::: Entries shown

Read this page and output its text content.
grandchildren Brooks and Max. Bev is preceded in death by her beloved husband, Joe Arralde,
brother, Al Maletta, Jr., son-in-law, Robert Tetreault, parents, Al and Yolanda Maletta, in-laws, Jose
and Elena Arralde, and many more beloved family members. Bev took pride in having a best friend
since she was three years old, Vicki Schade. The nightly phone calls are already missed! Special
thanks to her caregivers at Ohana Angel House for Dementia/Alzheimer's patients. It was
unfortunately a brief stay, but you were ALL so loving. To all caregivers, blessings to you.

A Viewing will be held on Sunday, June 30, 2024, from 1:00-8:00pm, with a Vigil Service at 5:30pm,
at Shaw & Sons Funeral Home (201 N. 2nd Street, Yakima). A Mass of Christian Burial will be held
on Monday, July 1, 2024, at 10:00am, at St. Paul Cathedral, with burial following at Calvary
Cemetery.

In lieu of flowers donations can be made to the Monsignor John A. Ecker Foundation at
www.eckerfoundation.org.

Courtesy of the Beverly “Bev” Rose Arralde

::::::

* _Exercise_: Copy every entry exactly as it is given.

* _Response_:
Read this page and output its text content.
grandchildren Brooks and Max. Bev is preceded in death by her beloved husband, Joe Arralde,
brother, Al Maletta, Jr., son-in-law, Robert Tetreault, parents, Al and Yolanda Maletta, in-laws, Jose
and Elena Arralde, and many more beloved family members. Bev took pride in having a best friend
since she was three years old, Vicki Schade. The nightly phone calls are already missed! Special
thanks to her caregivers at Ohana Angel House for Dementia/Alzheimer's patients. It was
unfortunately a brief stay, but you were ALL so loving. To all caregivers, blessings to you.

A Viewing will be held on Sunday, June 30, 2024, from 1:00-8:00pm, with a Vigil Service at 5:30pm,
at Shaw & Sons Funeral Home (201 N. 2nd Street, Yakima). A Mass of Christian Burial will be held
on Monday, July 1, 2024, at 10:00am, at St. Paul Cathedral, with burial following at Calvary
Cemetery.

In lieu of flowers donations can be made to the Monsignor John A. Ecker Foundation at
www.eckerfoundation.org.

Courtesy of the Beverly “Bev” Rose Arralde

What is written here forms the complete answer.